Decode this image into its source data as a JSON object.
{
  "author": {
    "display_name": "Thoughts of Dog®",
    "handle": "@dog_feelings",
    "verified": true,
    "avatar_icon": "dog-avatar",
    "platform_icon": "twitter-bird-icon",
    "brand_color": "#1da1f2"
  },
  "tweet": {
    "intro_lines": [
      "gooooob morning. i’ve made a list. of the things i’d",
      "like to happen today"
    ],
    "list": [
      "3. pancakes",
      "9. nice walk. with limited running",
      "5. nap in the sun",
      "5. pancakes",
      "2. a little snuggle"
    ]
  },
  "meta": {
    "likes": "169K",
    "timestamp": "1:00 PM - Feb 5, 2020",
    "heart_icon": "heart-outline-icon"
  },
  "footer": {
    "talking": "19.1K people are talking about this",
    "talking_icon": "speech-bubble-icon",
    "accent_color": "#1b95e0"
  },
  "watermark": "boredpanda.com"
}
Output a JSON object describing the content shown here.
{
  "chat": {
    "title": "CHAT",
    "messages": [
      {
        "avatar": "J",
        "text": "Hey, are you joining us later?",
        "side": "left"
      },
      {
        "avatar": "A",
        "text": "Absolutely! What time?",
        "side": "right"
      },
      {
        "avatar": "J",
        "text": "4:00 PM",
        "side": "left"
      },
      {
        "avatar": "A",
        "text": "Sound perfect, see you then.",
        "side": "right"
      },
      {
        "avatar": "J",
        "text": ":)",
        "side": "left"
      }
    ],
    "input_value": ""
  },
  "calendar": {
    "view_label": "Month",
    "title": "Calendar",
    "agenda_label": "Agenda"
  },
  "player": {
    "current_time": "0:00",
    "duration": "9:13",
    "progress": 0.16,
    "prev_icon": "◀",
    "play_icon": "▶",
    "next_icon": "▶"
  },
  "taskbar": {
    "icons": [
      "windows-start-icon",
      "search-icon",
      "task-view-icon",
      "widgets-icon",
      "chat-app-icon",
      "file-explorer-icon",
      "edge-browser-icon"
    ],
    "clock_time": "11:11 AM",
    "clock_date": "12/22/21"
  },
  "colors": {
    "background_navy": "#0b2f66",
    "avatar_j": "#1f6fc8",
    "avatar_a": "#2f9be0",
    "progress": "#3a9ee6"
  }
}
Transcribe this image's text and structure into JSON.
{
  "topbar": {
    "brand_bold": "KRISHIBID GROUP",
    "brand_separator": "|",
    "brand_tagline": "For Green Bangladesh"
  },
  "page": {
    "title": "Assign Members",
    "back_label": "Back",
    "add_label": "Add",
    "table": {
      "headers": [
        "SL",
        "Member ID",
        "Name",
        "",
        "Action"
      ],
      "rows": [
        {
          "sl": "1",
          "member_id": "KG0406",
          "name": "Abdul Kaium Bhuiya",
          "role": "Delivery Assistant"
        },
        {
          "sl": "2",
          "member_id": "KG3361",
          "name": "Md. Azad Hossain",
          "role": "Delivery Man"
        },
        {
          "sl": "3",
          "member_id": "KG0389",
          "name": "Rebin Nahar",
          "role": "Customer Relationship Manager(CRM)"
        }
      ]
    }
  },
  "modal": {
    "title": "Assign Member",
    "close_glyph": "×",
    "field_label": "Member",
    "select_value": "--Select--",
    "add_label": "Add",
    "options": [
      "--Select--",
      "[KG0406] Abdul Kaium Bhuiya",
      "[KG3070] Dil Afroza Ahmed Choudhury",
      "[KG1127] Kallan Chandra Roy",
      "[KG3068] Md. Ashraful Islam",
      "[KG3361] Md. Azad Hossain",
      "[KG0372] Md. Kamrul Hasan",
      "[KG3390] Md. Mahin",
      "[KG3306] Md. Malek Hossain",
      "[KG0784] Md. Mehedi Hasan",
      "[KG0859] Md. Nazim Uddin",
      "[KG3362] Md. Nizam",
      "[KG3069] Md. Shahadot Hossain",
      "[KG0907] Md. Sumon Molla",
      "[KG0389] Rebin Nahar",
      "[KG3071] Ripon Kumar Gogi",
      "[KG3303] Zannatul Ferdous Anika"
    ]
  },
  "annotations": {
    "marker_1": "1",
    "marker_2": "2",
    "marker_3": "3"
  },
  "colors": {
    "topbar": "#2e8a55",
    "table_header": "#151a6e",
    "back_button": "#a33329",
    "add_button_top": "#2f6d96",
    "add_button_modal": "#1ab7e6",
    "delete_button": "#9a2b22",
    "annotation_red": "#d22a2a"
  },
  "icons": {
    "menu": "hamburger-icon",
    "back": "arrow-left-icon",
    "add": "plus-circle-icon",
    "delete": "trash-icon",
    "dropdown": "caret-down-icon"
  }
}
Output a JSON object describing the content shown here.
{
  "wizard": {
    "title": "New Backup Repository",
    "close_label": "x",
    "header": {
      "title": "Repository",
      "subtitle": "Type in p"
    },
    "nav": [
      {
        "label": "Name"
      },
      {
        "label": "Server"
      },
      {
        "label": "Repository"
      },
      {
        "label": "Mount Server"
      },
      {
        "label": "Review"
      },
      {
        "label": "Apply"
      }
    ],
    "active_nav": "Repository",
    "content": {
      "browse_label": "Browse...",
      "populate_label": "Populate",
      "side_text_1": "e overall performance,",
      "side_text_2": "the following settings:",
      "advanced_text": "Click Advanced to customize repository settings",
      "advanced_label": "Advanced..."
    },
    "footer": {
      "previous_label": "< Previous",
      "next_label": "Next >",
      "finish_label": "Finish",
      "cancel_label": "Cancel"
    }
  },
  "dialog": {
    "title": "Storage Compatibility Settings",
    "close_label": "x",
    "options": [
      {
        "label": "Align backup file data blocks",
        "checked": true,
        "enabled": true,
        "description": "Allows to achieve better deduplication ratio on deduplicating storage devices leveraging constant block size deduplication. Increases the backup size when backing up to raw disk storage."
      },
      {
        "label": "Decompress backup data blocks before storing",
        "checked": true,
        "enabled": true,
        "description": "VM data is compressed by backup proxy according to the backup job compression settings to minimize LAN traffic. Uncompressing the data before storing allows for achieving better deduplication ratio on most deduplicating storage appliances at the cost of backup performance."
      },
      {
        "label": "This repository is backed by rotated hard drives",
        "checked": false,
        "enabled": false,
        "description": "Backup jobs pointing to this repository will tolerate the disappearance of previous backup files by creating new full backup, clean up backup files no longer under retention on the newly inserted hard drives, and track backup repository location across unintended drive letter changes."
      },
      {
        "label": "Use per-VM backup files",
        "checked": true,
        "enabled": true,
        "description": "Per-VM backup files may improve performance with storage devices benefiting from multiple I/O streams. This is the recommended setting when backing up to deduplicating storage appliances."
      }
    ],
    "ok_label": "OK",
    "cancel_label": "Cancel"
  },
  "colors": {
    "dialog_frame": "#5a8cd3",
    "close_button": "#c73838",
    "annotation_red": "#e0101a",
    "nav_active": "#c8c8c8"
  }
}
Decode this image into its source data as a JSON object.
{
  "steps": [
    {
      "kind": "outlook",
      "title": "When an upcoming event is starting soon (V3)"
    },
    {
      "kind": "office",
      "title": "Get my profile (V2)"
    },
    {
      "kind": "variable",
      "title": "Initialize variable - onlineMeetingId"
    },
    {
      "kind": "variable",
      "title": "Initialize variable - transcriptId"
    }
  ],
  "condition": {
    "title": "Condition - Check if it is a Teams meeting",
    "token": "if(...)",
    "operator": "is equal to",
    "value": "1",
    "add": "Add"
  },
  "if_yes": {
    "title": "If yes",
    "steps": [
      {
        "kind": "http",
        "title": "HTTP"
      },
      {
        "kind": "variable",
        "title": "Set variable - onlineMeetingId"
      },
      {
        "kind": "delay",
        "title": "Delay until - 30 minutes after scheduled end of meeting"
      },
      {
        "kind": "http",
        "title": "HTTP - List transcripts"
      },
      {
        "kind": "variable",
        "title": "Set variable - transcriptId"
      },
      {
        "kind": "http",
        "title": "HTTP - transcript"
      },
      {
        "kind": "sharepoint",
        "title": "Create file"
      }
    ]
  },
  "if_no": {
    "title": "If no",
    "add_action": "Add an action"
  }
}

◆ The task: State how many lines above include the word "data", and nothing more.

◆ Written solution: 5